* WRITTEN REQUEST
Find the line containing "Output the text content of this document.", then output it and every line after it through the end of the listing below, exactly as written.

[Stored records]
■ ■ ■ ■ ■

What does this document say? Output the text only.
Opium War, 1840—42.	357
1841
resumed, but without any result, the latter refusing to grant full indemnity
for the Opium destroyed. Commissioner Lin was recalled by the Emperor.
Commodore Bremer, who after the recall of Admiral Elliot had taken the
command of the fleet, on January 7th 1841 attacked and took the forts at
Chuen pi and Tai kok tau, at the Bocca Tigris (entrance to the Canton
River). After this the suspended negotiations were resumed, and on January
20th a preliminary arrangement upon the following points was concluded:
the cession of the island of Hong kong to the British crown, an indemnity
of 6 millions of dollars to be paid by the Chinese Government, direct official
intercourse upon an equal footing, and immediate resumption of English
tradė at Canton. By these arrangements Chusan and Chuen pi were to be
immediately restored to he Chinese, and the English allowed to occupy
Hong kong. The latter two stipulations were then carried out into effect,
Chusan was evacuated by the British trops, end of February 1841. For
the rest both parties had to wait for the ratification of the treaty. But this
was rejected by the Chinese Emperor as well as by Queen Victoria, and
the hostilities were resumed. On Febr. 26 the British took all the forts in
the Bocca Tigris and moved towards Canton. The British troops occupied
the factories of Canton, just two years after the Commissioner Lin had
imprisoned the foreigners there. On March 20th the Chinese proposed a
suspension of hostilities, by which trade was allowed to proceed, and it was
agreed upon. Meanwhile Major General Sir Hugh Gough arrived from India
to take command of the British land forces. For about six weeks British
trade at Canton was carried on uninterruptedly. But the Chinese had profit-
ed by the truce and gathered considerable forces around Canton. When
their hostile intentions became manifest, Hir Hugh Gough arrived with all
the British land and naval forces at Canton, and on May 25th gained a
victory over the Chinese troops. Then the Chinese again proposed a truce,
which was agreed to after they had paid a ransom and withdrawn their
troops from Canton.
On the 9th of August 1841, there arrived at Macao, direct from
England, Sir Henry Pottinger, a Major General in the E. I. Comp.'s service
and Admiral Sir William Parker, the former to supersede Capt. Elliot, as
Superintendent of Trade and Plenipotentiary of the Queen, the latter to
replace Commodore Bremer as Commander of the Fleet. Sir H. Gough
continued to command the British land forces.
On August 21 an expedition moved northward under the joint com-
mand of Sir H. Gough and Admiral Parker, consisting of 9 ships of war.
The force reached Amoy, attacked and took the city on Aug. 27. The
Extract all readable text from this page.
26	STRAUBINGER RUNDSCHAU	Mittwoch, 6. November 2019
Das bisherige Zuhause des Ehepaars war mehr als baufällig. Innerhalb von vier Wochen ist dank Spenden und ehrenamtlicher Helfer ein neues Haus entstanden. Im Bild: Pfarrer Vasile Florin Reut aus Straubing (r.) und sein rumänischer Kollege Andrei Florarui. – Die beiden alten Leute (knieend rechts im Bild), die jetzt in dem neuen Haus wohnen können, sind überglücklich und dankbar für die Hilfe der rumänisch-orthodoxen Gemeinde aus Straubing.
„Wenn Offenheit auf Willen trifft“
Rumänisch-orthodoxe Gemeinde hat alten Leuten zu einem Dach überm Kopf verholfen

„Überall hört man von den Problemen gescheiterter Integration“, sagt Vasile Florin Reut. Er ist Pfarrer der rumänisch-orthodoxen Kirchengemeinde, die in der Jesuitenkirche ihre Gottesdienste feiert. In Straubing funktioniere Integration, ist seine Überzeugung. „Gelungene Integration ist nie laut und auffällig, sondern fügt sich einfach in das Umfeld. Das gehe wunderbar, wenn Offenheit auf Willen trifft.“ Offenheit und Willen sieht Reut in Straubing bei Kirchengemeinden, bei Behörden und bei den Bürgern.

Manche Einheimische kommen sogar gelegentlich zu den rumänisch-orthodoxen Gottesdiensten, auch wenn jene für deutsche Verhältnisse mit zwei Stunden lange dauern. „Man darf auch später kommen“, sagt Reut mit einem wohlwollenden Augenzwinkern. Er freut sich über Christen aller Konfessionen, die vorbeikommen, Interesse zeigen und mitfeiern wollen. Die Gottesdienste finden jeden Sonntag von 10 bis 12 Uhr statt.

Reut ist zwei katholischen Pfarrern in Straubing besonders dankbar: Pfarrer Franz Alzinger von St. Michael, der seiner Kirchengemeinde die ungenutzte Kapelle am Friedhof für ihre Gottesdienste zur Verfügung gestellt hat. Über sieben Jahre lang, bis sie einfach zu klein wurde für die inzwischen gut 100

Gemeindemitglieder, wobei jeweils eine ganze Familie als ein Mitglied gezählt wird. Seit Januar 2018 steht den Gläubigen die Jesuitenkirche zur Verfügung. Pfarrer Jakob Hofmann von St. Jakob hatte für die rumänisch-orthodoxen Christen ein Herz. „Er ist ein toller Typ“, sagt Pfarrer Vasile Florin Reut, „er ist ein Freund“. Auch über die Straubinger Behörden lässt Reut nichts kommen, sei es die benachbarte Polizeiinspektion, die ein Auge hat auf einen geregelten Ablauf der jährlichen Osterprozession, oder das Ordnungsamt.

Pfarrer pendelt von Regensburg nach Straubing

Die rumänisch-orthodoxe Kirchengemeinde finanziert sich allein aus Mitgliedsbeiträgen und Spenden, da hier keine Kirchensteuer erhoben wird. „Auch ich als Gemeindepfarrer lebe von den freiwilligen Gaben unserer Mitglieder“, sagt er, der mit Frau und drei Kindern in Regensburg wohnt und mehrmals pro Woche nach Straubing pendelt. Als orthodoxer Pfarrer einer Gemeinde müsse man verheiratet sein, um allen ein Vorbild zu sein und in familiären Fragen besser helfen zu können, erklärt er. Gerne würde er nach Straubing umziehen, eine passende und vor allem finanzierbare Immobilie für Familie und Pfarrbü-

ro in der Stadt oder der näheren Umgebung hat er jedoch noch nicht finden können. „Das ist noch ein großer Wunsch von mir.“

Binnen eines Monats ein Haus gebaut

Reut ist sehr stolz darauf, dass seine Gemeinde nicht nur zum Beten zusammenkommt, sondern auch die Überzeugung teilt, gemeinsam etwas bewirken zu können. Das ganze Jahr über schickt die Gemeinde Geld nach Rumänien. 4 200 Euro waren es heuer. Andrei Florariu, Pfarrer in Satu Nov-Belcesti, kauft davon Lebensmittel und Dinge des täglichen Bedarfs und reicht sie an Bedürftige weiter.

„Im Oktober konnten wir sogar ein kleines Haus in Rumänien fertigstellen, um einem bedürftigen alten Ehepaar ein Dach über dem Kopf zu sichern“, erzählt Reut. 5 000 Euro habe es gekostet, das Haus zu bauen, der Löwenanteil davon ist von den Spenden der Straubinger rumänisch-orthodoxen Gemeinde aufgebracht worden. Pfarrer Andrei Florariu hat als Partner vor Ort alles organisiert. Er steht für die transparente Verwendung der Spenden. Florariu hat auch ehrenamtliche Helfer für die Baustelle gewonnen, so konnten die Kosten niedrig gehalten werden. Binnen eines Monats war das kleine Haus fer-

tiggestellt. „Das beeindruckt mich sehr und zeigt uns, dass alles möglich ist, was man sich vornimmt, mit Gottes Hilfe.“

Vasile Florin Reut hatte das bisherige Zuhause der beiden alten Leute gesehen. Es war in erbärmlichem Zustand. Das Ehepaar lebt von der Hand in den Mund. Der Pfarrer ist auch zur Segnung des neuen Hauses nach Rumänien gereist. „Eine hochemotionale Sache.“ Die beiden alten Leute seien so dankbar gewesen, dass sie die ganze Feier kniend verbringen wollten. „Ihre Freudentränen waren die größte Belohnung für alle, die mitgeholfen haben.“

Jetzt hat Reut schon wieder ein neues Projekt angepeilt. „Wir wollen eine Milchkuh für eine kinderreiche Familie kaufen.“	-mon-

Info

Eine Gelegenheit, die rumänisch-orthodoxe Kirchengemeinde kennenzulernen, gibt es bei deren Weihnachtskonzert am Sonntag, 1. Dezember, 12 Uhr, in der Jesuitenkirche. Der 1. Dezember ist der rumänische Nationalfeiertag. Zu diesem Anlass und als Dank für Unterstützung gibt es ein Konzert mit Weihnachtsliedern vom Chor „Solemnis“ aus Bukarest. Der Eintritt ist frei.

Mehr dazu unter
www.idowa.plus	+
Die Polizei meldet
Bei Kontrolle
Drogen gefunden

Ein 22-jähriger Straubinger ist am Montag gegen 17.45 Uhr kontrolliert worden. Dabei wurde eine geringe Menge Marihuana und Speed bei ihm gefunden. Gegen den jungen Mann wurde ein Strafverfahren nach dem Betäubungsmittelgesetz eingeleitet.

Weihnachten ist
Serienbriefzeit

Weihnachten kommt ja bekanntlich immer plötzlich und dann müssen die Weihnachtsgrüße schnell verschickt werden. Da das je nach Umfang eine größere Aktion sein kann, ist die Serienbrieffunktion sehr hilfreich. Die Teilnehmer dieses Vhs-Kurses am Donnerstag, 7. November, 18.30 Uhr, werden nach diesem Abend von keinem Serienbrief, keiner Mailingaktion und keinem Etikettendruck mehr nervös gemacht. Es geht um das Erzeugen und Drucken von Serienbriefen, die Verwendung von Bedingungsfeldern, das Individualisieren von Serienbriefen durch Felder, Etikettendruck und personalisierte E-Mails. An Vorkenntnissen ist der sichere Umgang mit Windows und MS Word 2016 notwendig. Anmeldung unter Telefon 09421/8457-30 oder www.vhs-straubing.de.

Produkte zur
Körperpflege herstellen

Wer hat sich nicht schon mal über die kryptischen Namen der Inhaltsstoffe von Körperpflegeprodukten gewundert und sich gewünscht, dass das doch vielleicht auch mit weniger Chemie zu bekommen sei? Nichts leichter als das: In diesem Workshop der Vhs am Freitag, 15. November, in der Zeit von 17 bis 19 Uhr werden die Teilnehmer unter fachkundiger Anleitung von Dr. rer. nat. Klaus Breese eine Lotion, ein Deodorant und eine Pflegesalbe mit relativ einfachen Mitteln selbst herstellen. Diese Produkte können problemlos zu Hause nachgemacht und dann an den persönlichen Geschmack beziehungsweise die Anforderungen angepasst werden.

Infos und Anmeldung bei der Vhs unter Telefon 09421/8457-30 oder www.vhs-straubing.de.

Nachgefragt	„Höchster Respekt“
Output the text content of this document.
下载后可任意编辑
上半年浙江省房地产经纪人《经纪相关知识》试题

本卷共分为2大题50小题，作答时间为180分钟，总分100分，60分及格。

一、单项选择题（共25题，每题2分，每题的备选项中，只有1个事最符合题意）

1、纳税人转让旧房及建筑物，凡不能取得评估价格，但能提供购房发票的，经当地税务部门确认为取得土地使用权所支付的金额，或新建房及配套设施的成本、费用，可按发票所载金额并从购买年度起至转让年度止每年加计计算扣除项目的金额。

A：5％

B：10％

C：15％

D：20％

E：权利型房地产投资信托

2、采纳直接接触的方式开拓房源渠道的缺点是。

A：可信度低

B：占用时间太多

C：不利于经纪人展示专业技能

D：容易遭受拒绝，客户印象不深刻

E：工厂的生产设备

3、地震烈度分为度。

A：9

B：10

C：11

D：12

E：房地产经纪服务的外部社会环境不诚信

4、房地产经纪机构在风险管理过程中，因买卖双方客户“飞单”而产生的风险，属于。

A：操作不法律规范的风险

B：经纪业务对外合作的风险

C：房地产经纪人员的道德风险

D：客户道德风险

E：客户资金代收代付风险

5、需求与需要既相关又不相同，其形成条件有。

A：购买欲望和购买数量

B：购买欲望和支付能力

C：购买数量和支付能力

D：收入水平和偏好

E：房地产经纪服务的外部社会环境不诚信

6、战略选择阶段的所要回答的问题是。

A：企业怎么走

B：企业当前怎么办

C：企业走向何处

■ ■ ■ ■ ■

* SOLUTION FOR THIS PROBLEM
Output the text content of this document.
下载后可任意编辑
上半年浙江省房地产经纪人《经纪相关知识》试题

本卷共分为2大题50小题，作答时间为180分钟，总分100分，60分及格。

一、单项选择题（共25题，每题2分，每题的备选项中，只有1个事最符合题意）

1、纳税人转让旧房及建筑物，凡不能取得评估价格，但能提供购房发票的，经当地税务部门确认为取得土地使用权所支付的金额，或新建房及配套设施的成本、费用，可按发票所载金额并从购买年度起至转让年度止每年加计计算扣除项目的金额。

A：5％

B：10％

C：15％

D：20％

E：权利型房地产投资信托

2、采纳直接接触的方式开拓房源渠道的缺点是。

A：可信度低

B：占用时间太多

C：不利于经纪人展示专业技能

D：容易遭受拒绝，客户印象不深刻

E：工厂的生产设备

3、地震烈度分为度。

A：9

B：10

C：11

D：12

E：房地产经纪服务的外部社会环境不诚信

4、房地产经纪机构在风险管理过程中，因买卖双方客户“飞单”而产生的风险，属于。

A：操作不法律规范的风险

B：经纪业务对外合作的风险

C：房地产经纪人员的道德风险

D：客户道德风险

E：客户资金代收代付风险

5、需求与需要既相关又不相同，其形成条件有。

A：购买欲望和购买数量

B：购买欲望和支付能力

C：购买数量和支付能力

D：收入水平和偏好

E：房地产经纪服务的外部社会环境不诚信

6、战略选择阶段的所要回答的问题是。

A：企业怎么走

B：企业当前怎么办

C：企业走向何处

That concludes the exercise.